Exercise brief
Copy out the listing that follows exactly, dropping every picture.

[Recorded data]
** Start **
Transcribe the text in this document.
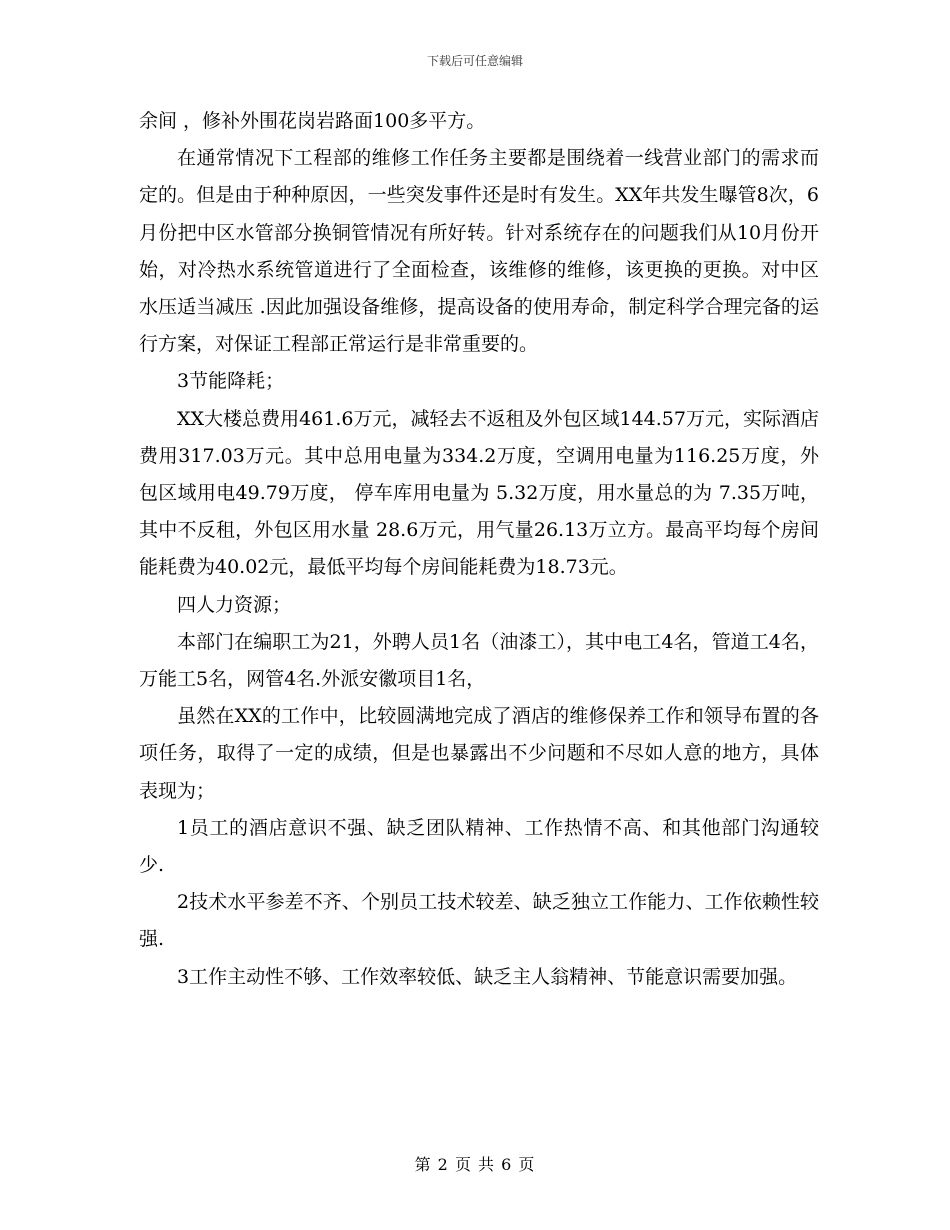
下载后可任意编辑

余间 ，修补外围花岗岩路面100多平方。

在通常情况下工程部的维修工作任务主要都是围绕着一线营业部门的需求而定的。但是由于种种原因，一些突发事件还是时有发生。XX年共发生曝管8次，6月份把中区水管部分换铜管情况有所好转。针对系统存在的问题我们从10月份开始，对冷热水系统管道进行了全面检查，该维修的维修，该更换的更换。对中区水压适当减压 .因此加强设备维修，提高设备的使用寿命，制定科学合理完备的运行方案，对保证工程部正常运行是非常重要的。

3节能降耗；

XX大楼总费用461.6万元，减轻去不返租及外包区域144.57万元，实际酒店费用317.03万元。其中总用电量为334.2万度，空调用电量为116.25万度，外包区域用电49.79万度， 停车库用电量为 5.32万度，用水量总的为 7.35万吨，其中不反租，外包区用水量 28.6万元，用气量26.13万立方。最高平均每个房间能耗费为40.02元，最低平均每个房间能耗费为18.73元。

四人力资源；

本部门在编职工为21，外聘人员1名（油漆工），其中电工4名，管道工4名，万能工5名，网管4名.外派安徽项目1名，

虽然在XX的工作中，比较圆满地完成了酒店的维修保养工作和领导布置的各项任务，取得了一定的成绩，但是也暴露出不少问题和不尽如人意的地方，具体表现为；

1员工的酒店意识不强、缺乏团队精神、工作热情不高、和其他部门沟通较少.

2技术水平参差不齐、个别员工技术较差、缺乏独立工作能力、工作依赖性较强.

3工作主动性不够、工作效率较低、缺乏主人翁精神、节能意识需要加强。

第 2 页 共 6 页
** End **
Solution for this problem
Transcribe the text in this document.
下载后可任意编辑

余间 ，修补外围花岗岩路面100多平方。

在通常情况下工程部的维修工作任务主要都是围绕着一线营业部门的需求而定的。但是由于种种原因，一些突发事件还是时有发生。XX年共发生曝管8次，6月份把中区水管部分换铜管情况有所好转。针对系统存在的问题我们从10月份开始，对冷热水系统管道进行了全面检查，该维修的维修，该更换的更换。对中区水压适当减压 .因此加强设备维修，提高设备的使用寿命，制定科学合理完备的运行方案，对保证工程部正常运行是非常重要的。

3节能降耗；

XX大楼总费用461.6万元，减轻去不返租及外包区域144.57万元，实际酒店费用317.03万元。其中总用电量为334.2万度，空调用电量为116.25万度，外包区域用电49.79万度， 停车库用电量为 5.32万度，用水量总的为 7.35万吨，其中不反租，外包区用水量 28.6万元，用气量26.13万立方。最高平均每个房间能耗费为40.02元，最低平均每个房间能耗费为18.73元。

四人力资源；

本部门在编职工为21，外聘人员1名（油漆工），其中电工4名，管道工4名，万能工5名，网管4名.外派安徽项目1名，

虽然在XX的工作中，比较圆满地完成了酒店的维修保养工作和领导布置的各项任务，取得了一定的成绩，但是也暴露出不少问题和不尽如人意的地方，具体表现为；

1员工的酒店意识不强、缺乏团队精神、工作热情不高、和其他部门沟通较少.

2技术水平参差不齐、个别员工技术较差、缺乏独立工作能力、工作依赖性较强.

3工作主动性不够、工作效率较低、缺乏主人翁精神、节能意识需要加强。

第 2 页 共 6 页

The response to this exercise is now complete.